## What to produce
Retype each line exactly. Skip images.

[START]

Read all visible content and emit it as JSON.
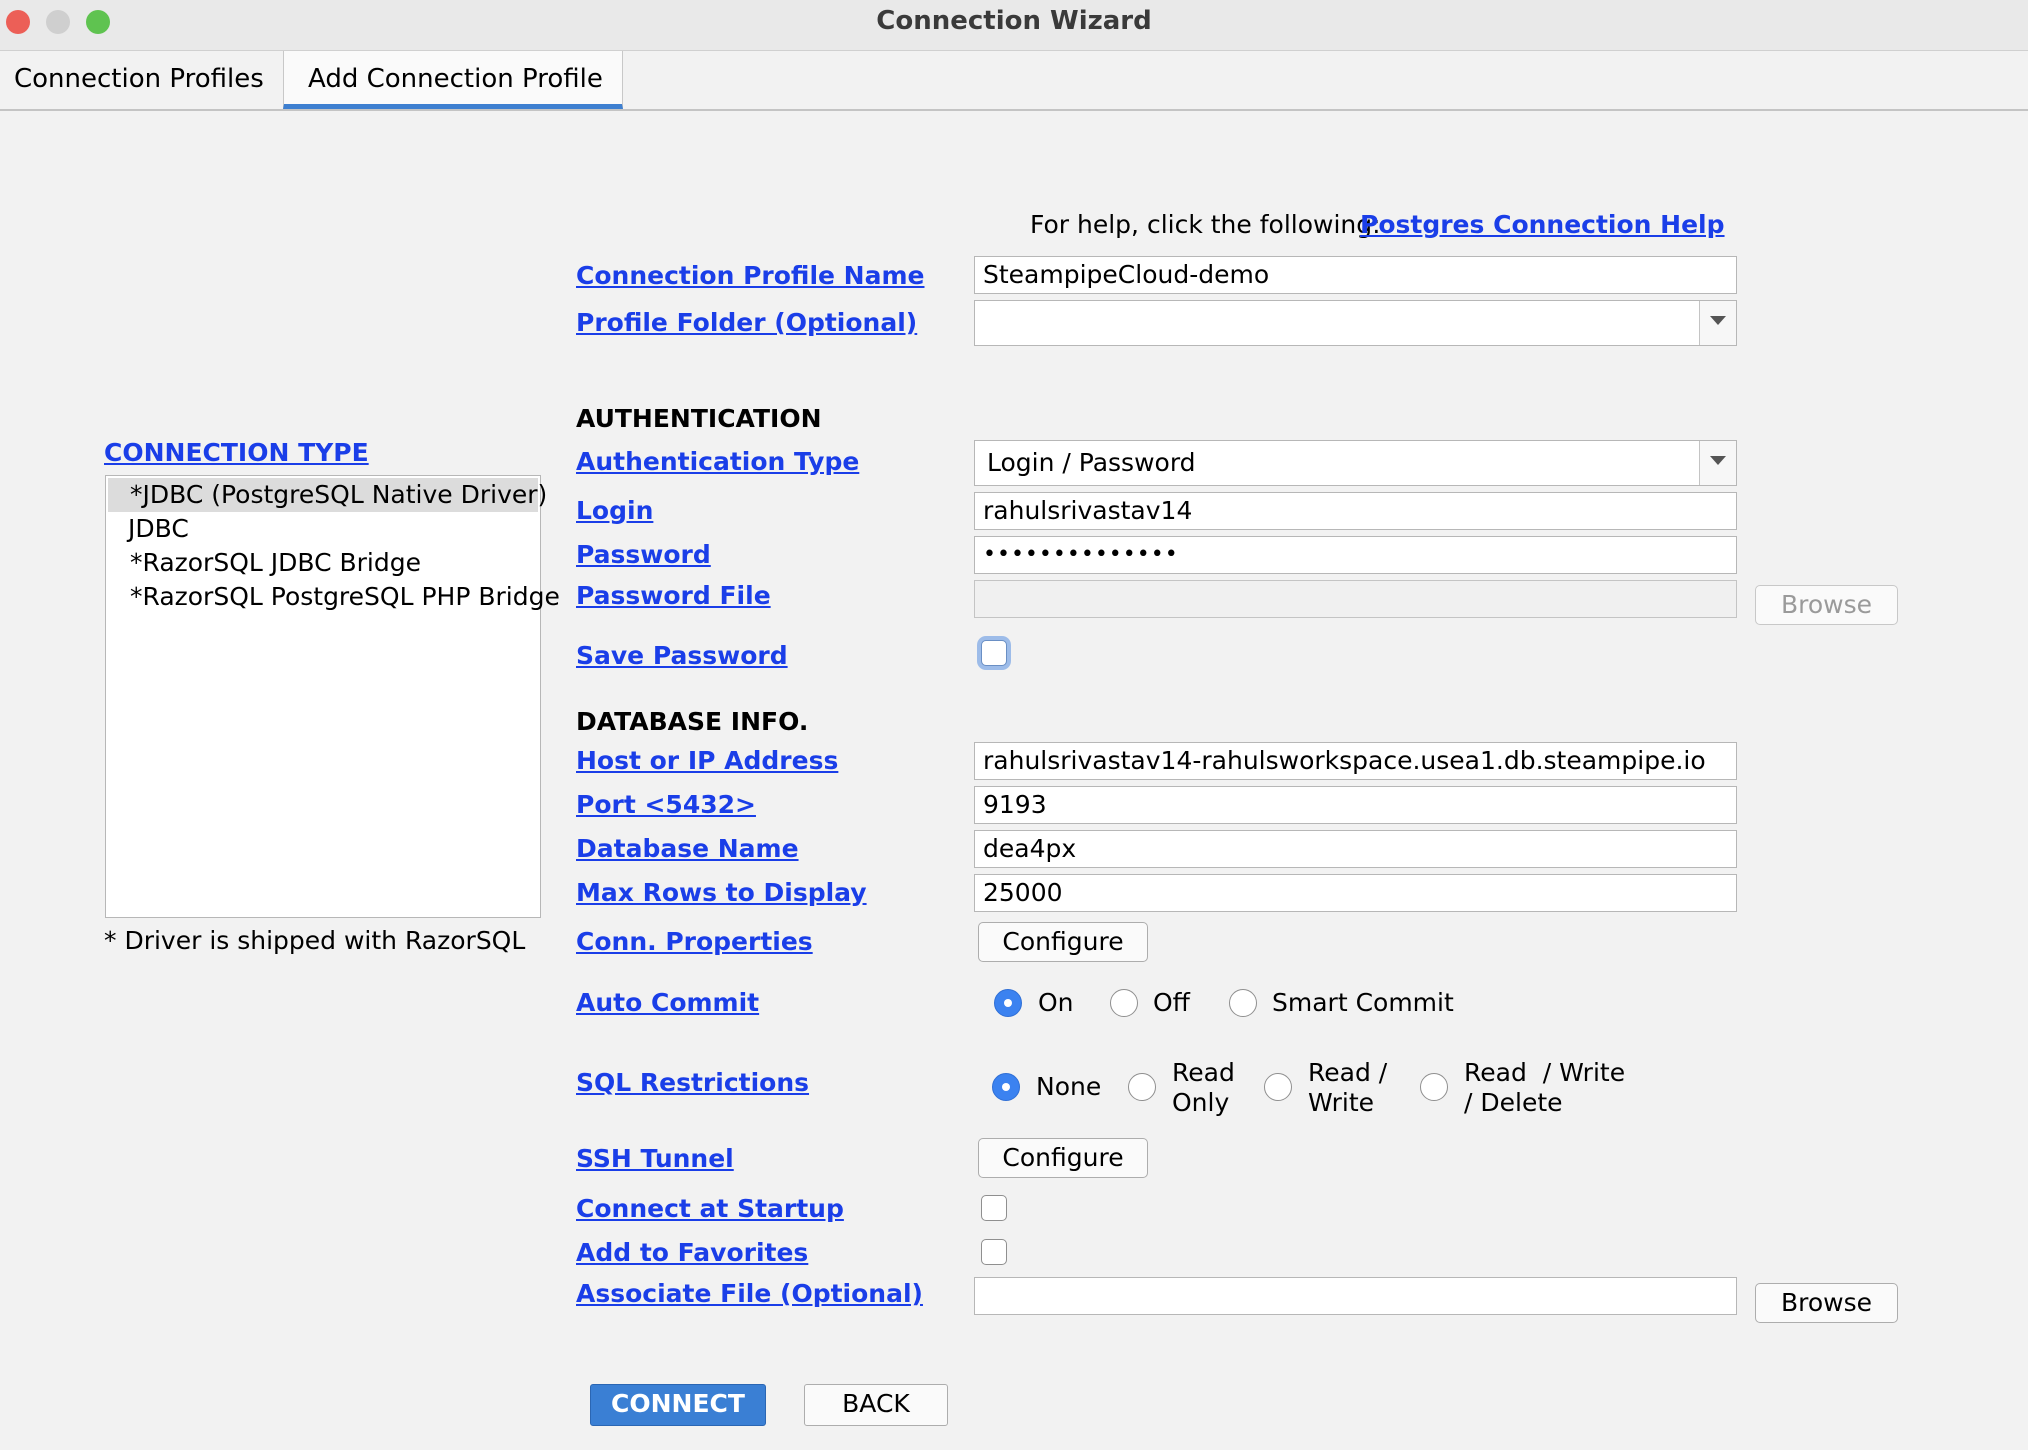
{
  "window": {
    "title": "Connection Wizard"
  },
  "tabs": [
    {
      "label": "Connection Profiles"
    },
    {
      "label": "Add Connection Profile"
    }
  ],
  "help": {
    "prefix": "For help, click the following:",
    "link": "Postgres Connection Help"
  },
  "connection_type": {
    "label": "CONNECTION TYPE",
    "items": [
      "*JDBC (PostgreSQL Native Driver)",
      "JDBC",
      "*RazorSQL JDBC Bridge",
      "*RazorSQL PostgreSQL PHP Bridge"
    ],
    "selected_index": 0,
    "note": "* Driver is shipped with RazorSQL"
  },
  "profile": {
    "name_label": "Connection Profile Name",
    "name_value": "SteampipeCloud-demo",
    "folder_label": "Profile Folder (Optional)",
    "folder_value": ""
  },
  "authentication": {
    "header": "AUTHENTICATION",
    "type_label": "Authentication Type",
    "type_value": "Login / Password",
    "login_label": "Login",
    "login_value": "rahulsrivastav14",
    "password_label": "Password",
    "password_value": "••••••••••••••",
    "password_file_label": "Password File",
    "password_file_value": "",
    "browse_label": "Browse",
    "save_password_label": "Save Password",
    "save_password_checked": false
  },
  "database": {
    "header": "DATABASE INFO.",
    "host_label": "Host or IP Address",
    "host_value": "rahulsrivastav14-rahulsworkspace.usea1.db.steampipe.io",
    "port_label": "Port <5432>",
    "port_value": "9193",
    "dbname_label": "Database Name",
    "dbname_value": "dea4px",
    "maxrows_label": "Max Rows to Display",
    "maxrows_value": "25000",
    "conn_props_label": "Conn. Properties",
    "configure_label": "Configure"
  },
  "auto_commit": {
    "label": "Auto Commit",
    "options": [
      "On",
      "Off",
      "Smart Commit"
    ],
    "selected": "On"
  },
  "sql_restrictions": {
    "label": "SQL Restrictions",
    "options": [
      {
        "line1": "None",
        "line2": ""
      },
      {
        "line1": "Read",
        "line2": "Only"
      },
      {
        "line1": "Read /",
        "line2": "Write"
      },
      {
        "line1": "Read  / Write",
        "line2": "/ Delete"
      }
    ],
    "selected": "None"
  },
  "ssh": {
    "label": "SSH Tunnel",
    "configure_label": "Configure"
  },
  "startup": {
    "label": "Connect at Startup",
    "checked": false
  },
  "favorites": {
    "label": "Add to Favorites",
    "checked": false
  },
  "associate": {
    "label": "Associate File (Optional)",
    "value": "",
    "browse_label": "Browse"
  },
  "actions": {
    "connect_label": "CONNECT",
    "back_label": "BACK"
  },
  "colors": {
    "link": "#1a3ee8",
    "accent": "#3a7fd4",
    "radio_selected": "#3b82f0"
  }
}
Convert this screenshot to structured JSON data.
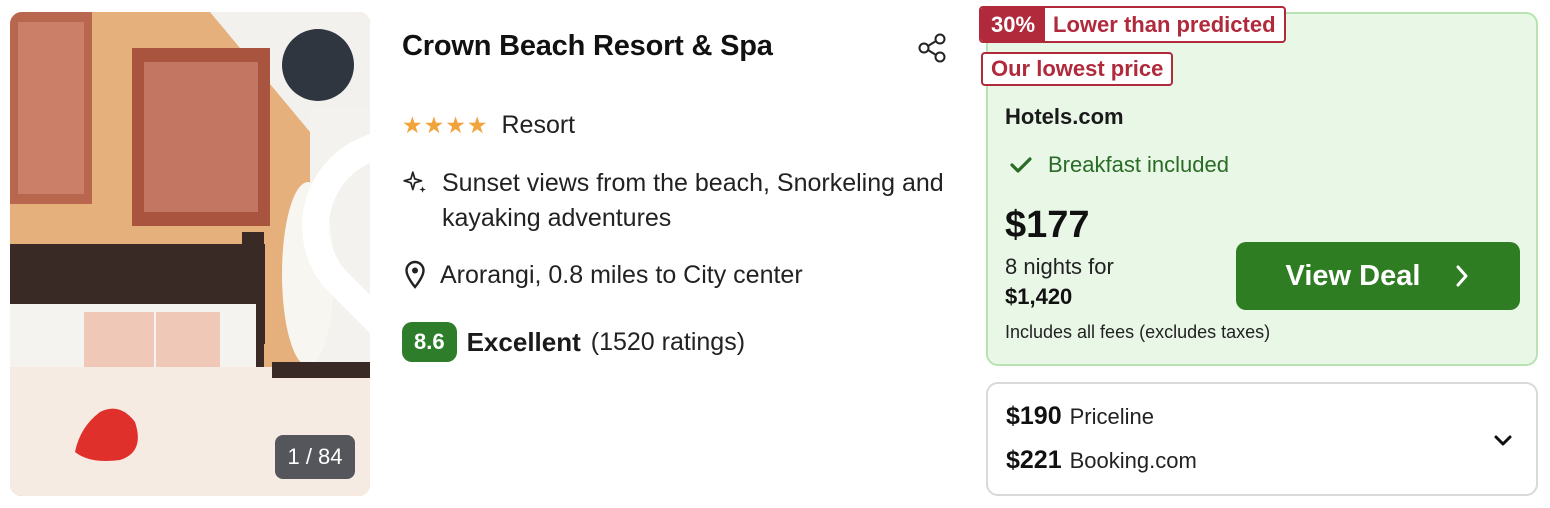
{
  "photo": {
    "counter": "1 / 84"
  },
  "hotel": {
    "name": "Crown Beach Resort & Spa",
    "stars": 4,
    "type": "Resort",
    "highlights": "Sunset views from the beach, Snorkeling and kayaking adventures",
    "location": "Arorangi, 0.8 miles to City center",
    "score": "8.6",
    "rating_word": "Excellent",
    "rating_count": "(1520 ratings)"
  },
  "deal": {
    "badge_percent": "30%",
    "badge_text": "Lower than predicted",
    "badge_lowest": "Our lowest price",
    "provider": "Hotels.com",
    "amenity": "Breakfast included",
    "price": "$177",
    "nights": "8 nights for",
    "total": "$1,420",
    "fees": "Includes all fees (excludes taxes)",
    "button_label": "View Deal"
  },
  "other_offers": [
    {
      "price": "$190",
      "provider": "Priceline"
    },
    {
      "price": "$221",
      "provider": "Booking.com"
    }
  ],
  "colors": {
    "star": "#f2a33a",
    "score_bg": "#2e7d2a",
    "deal_bg": "#e8f7e6",
    "badge": "#b02a3c",
    "button": "#2f7d22"
  }
}
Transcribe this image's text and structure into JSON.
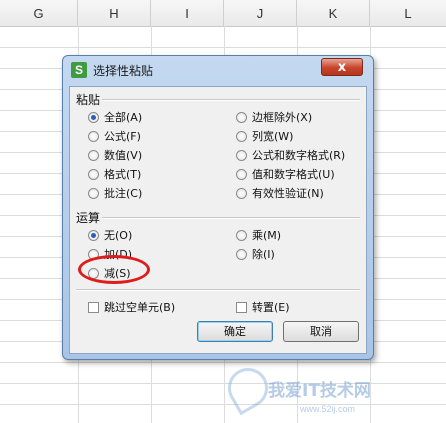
{
  "sheet": {
    "columns": [
      "G",
      "H",
      "I",
      "J",
      "K",
      "L"
    ]
  },
  "dialog": {
    "title": "选择性粘贴",
    "app_icon_letter": "S",
    "close_glyph": "x",
    "paste_section": {
      "label": "粘贴",
      "options": [
        {
          "label": "全部(A)",
          "selected": true
        },
        {
          "label": "边框除外(X)",
          "selected": false
        },
        {
          "label": "公式(F)",
          "selected": false
        },
        {
          "label": "列宽(W)",
          "selected": false
        },
        {
          "label": "数值(V)",
          "selected": false
        },
        {
          "label": "公式和数字格式(R)",
          "selected": false
        },
        {
          "label": "格式(T)",
          "selected": false
        },
        {
          "label": "值和数字格式(U)",
          "selected": false
        },
        {
          "label": "批注(C)",
          "selected": false
        },
        {
          "label": "有效性验证(N)",
          "selected": false
        }
      ]
    },
    "operation_section": {
      "label": "运算",
      "options": [
        {
          "label": "无(O)",
          "selected": true
        },
        {
          "label": "乘(M)",
          "selected": false
        },
        {
          "label": "加(D)",
          "selected": false
        },
        {
          "label": "除(I)",
          "selected": false
        },
        {
          "label": "减(S)",
          "selected": false
        }
      ]
    },
    "checkboxes": [
      {
        "label": "跳过空单元(B)",
        "checked": false
      },
      {
        "label": "转置(E)",
        "checked": false
      }
    ],
    "buttons": {
      "ok": "确定",
      "cancel": "取消"
    },
    "highlight_color": "#e01b1b"
  },
  "watermark": {
    "text": "我爱IT技术网",
    "url": "www.52ij.com"
  }
}
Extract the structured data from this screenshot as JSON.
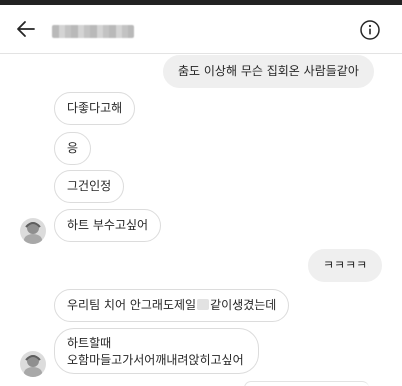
{
  "header": {
    "back_icon": "arrow-left-icon",
    "info_icon": "info-circle-icon"
  },
  "messages": [
    {
      "from": "me",
      "text": "춤도 이상해 무슨 집회온 사람들같아"
    },
    {
      "from": "them",
      "text": "다좋다고해"
    },
    {
      "from": "them",
      "text": "응"
    },
    {
      "from": "them",
      "text": "그건인정"
    },
    {
      "from": "them",
      "text": "하트 부수고싶어"
    },
    {
      "from": "me",
      "text": "ㅋㅋㅋㅋ"
    },
    {
      "from": "them",
      "text_before": "우리팀 치어 안그래도제일",
      "text_after": "같이생겼는데"
    },
    {
      "from": "them",
      "line1": "하트할때",
      "line2": "오함마들고가서어깨내려앉히고싶어"
    }
  ],
  "colors": {
    "incoming_bubble_bg": "#ffffff",
    "incoming_bubble_border": "#dcdcdc",
    "outgoing_bubble_bg": "#efefef",
    "text": "#262626",
    "top_bar": "#222222"
  }
}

[END]

## Solution to this task
Read all visible content and emit it as JSON.
{
  "window": {
    "title": "Connection Wizard"
  },
  "tabs": [
    {
      "label": "Connection Profiles"
    },
    {
      "label": "Add Connection Profile"
    }
  ],
  "help": {
    "prefix": "For help, click the following:",
    "link": "Postgres Connection Help"
  },
  "connection_type": {
    "label": "CONNECTION TYPE",
    "items": [
      "*JDBC (PostgreSQL Native Driver)",
      "JDBC",
      "*RazorSQL JDBC Bridge",
      "*RazorSQL PostgreSQL PHP Bridge"
    ],
    "selected_index": 0,
    "note": "* Driver is shipped with RazorSQL"
  },
  "profile": {
    "name_label": "Connection Profile Name",
    "name_value": "SteampipeCloud-demo",
    "folder_label": "Profile Folder (Optional)",
    "folder_value": ""
  },
  "authentication": {
    "header": "AUTHENTICATION",
    "type_label": "Authentication Type",
    "type_value": "Login / Password",
    "login_label": "Login",
    "login_value": "rahulsrivastav14",
    "password_label": "Password",
    "password_value": "••••••••••••••",
    "password_file_label": "Password File",
    "password_file_value": "",
    "browse_label": "Browse",
    "save_password_label": "Save Password",
    "save_password_checked": false
  },
  "database": {
    "header": "DATABASE INFO.",
    "host_label": "Host or IP Address",
    "host_value": "rahulsrivastav14-rahulsworkspace.usea1.db.steampipe.io",
    "port_label": "Port <5432>",
    "port_value": "9193",
    "dbname_label": "Database Name",
    "dbname_value": "dea4px",
    "maxrows_label": "Max Rows to Display",
    "maxrows_value": "25000",
    "conn_props_label": "Conn. Properties",
    "configure_label": "Configure"
  },
  "auto_commit": {
    "label": "Auto Commit",
    "options": [
      "On",
      "Off",
      "Smart Commit"
    ],
    "selected": "On"
  },
  "sql_restrictions": {
    "label": "SQL Restrictions",
    "options": [
      {
        "line1": "None",
        "line2": ""
      },
      {
        "line1": "Read",
        "line2": "Only"
      },
      {
        "line1": "Read /",
        "line2": "Write"
      },
      {
        "line1": "Read  / Write",
        "line2": "/ Delete"
      }
    ],
    "selected": "None"
  },
  "ssh": {
    "label": "SSH Tunnel",
    "configure_label": "Configure"
  },
  "startup": {
    "label": "Connect at Startup",
    "checked": false
  },
  "favorites": {
    "label": "Add to Favorites",
    "checked": false
  },
  "associate": {
    "label": "Associate File (Optional)",
    "value": "",
    "browse_label": "Browse"
  },
  "actions": {
    "connect_label": "CONNECT",
    "back_label": "BACK"
  },
  "colors": {
    "link": "#1a3ee8",
    "accent": "#3a7fd4",
    "radio_selected": "#3b82f0"
  }
}
Convert this screenshot to structured JSON data.
{
  "photo": {
    "counter": "1 / 84"
  },
  "hotel": {
    "name": "Crown Beach Resort & Spa",
    "stars": 4,
    "type": "Resort",
    "highlights": "Sunset views from the beach, Snorkeling and kayaking adventures",
    "location": "Arorangi, 0.8 miles to City center",
    "score": "8.6",
    "rating_word": "Excellent",
    "rating_count": "(1520 ratings)"
  },
  "deal": {
    "badge_percent": "30%",
    "badge_text": "Lower than predicted",
    "badge_lowest": "Our lowest price",
    "provider": "Hotels.com",
    "amenity": "Breakfast included",
    "price": "$177",
    "nights": "8 nights for",
    "total": "$1,420",
    "fees": "Includes all fees (excludes taxes)",
    "button_label": "View Deal"
  },
  "other_offers": [
    {
      "price": "$190",
      "provider": "Priceline"
    },
    {
      "price": "$221",
      "provider": "Booking.com"
    }
  ],
  "colors": {
    "star": "#f2a33a",
    "score_bg": "#2e7d2a",
    "deal_bg": "#e8f7e6",
    "badge": "#b02a3c",
    "button": "#2f7d22"
  }
}
Transcribe this image's text and structure into JSON.
{
  "sheet": {
    "columns": [
      "G",
      "H",
      "I",
      "J",
      "K",
      "L"
    ]
  },
  "dialog": {
    "title": "选择性粘贴",
    "app_icon_letter": "S",
    "close_glyph": "x",
    "paste_section": {
      "label": "粘贴",
      "options": [
        {
          "label": "全部(A)",
          "selected": true
        },
        {
          "label": "边框除外(X)",
          "selected": false
        },
        {
          "label": "公式(F)",
          "selected": false
        },
        {
          "label": "列宽(W)",
          "selected": false
        },
        {
          "label": "数值(V)",
          "selected": false
        },
        {
          "label": "公式和数字格式(R)",
          "selected": false
        },
        {
          "label": "格式(T)",
          "selected": false
        },
        {
          "label": "值和数字格式(U)",
          "selected": false
        },
        {
          "label": "批注(C)",
          "selected": false
        },
        {
          "label": "有效性验证(N)",
          "selected": false
        }
      ]
    },
    "operation_section": {
      "label": "运算",
      "options": [
        {
          "label": "无(O)",
          "selected": true
        },
        {
          "label": "乘(M)",
          "selected": false
        },
        {
          "label": "加(D)",
          "selected": false
        },
        {
          "label": "除(I)",
          "selected": false
        },
        {
          "label": "减(S)",
          "selected": false
        }
      ]
    },
    "checkboxes": [
      {
        "label": "跳过空单元(B)",
        "checked": false
      },
      {
        "label": "转置(E)",
        "checked": false
      }
    ],
    "buttons": {
      "ok": "确定",
      "cancel": "取消"
    },
    "highlight_color": "#e01b1b"
  },
  "watermark": {
    "text": "我爱IT技术网",
    "url": "www.52ij.com"
  }
}
Extract the structured data from this screenshot as JSON.
{
  "header": {
    "back_icon": "arrow-left-icon",
    "info_icon": "info-circle-icon"
  },
  "messages": [
    {
      "from": "me",
      "text": "춤도 이상해 무슨 집회온 사람들같아"
    },
    {
      "from": "them",
      "text": "다좋다고해"
    },
    {
      "from": "them",
      "text": "응"
    },
    {
      "from": "them",
      "text": "그건인정"
    },
    {
      "from": "them",
      "text": "하트 부수고싶어"
    },
    {
      "from": "me",
      "text": "ㅋㅋㅋㅋ"
    },
    {
      "from": "them",
      "text_before": "우리팀 치어 안그래도제일",
      "text_after": "같이생겼는데"
    },
    {
      "from": "them",
      "line1": "하트할때",
      "line2": "오함마들고가서어깨내려앉히고싶어"
    }
  ],
  "colors": {
    "incoming_bubble_bg": "#ffffff",
    "incoming_bubble_border": "#dcdcdc",
    "outgoing_bubble_bg": "#efefef",
    "text": "#262626",
    "top_bar": "#222222"
  }
}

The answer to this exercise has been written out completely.